* Aim of the exercise
Write the records out again, keeping each line exactly as it is.

--- Start of Material for this exercise ---

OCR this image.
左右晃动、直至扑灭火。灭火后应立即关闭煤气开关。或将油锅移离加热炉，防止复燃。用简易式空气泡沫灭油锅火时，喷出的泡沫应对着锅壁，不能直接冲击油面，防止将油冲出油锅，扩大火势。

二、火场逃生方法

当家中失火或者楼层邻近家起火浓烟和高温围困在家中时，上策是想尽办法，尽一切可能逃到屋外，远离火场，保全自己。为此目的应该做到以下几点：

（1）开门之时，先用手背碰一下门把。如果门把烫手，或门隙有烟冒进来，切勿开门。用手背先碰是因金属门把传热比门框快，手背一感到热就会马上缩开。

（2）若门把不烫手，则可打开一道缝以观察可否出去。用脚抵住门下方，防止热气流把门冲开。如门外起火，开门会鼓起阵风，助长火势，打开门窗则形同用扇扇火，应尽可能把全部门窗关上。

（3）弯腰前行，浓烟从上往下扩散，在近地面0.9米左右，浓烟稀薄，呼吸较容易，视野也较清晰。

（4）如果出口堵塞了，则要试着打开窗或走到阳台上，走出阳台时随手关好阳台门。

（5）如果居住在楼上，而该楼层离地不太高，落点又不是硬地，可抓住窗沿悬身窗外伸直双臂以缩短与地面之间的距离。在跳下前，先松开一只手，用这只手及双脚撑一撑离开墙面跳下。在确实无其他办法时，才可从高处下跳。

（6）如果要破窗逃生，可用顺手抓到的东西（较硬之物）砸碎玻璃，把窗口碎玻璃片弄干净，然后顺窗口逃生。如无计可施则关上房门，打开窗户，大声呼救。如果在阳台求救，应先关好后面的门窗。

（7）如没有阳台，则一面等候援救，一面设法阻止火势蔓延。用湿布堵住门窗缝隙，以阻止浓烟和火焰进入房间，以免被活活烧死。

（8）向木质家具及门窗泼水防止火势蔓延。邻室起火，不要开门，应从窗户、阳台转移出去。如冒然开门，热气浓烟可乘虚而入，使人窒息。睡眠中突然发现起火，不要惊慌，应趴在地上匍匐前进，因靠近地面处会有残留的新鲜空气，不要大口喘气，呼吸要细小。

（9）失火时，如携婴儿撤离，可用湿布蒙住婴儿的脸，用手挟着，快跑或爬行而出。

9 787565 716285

--- End of Material for this exercise ---

* Exercise response
OCR this image.
左右晃动、直至扑灭火。灭火后应立即关闭煤气开关。或将油锅移离加热炉，防止复燃。用简易式空气泡沫灭油锅火时，喷出的泡沫应对着锅壁，不能直接冲击油面，防止将油冲出油锅，扩大火势。

二、火场逃生方法

当家中失火或者楼层邻近家起火浓烟和高温围困在家中时，上策是想尽办法，尽一切可能逃到屋外，远离火场，保全自己。为此目的应该做到以下几点：

（1）开门之时，先用手背碰一下门把。如果门把烫手，或门隙有烟冒进来，切勿开门。用手背先碰是因金属门把传热比门框快，手背一感到热就会马上缩开。

（2）若门把不烫手，则可打开一道缝以观察可否出去。用脚抵住门下方，防止热气流把门冲开。如门外起火，开门会鼓起阵风，助长火势，打开门窗则形同用扇扇火，应尽可能把全部门窗关上。

（3）弯腰前行，浓烟从上往下扩散，在近地面0.9米左右，浓烟稀薄，呼吸较容易，视野也较清晰。

（4）如果出口堵塞了，则要试着打开窗或走到阳台上，走出阳台时随手关好阳台门。

（5）如果居住在楼上，而该楼层离地不太高，落点又不是硬地，可抓住窗沿悬身窗外伸直双臂以缩短与地面之间的距离。在跳下前，先松开一只手，用这只手及双脚撑一撑离开墙面跳下。在确实无其他办法时，才可从高处下跳。

（6）如果要破窗逃生，可用顺手抓到的东西（较硬之物）砸碎玻璃，把窗口碎玻璃片弄干净，然后顺窗口逃生。如无计可施则关上房门，打开窗户，大声呼救。如果在阳台求救，应先关好后面的门窗。

（7）如没有阳台，则一面等候援救，一面设法阻止火势蔓延。用湿布堵住门窗缝隙，以阻止浓烟和火焰进入房间，以免被活活烧死。

（8）向木质家具及门窗泼水防止火势蔓延。邻室起火，不要开门，应从窗户、阳台转移出去。如冒然开门，热气浓烟可乘虚而入，使人窒息。睡眠中突然发现起火，不要惊慌，应趴在地上匍匐前进，因靠近地面处会有残留的新鲜空气，不要大口喘气，呼吸要细小。

（9）失火时，如携婴儿撤离，可用湿布蒙住婴儿的脸，用手挟着，快跑或爬行而出。

9 787565 716285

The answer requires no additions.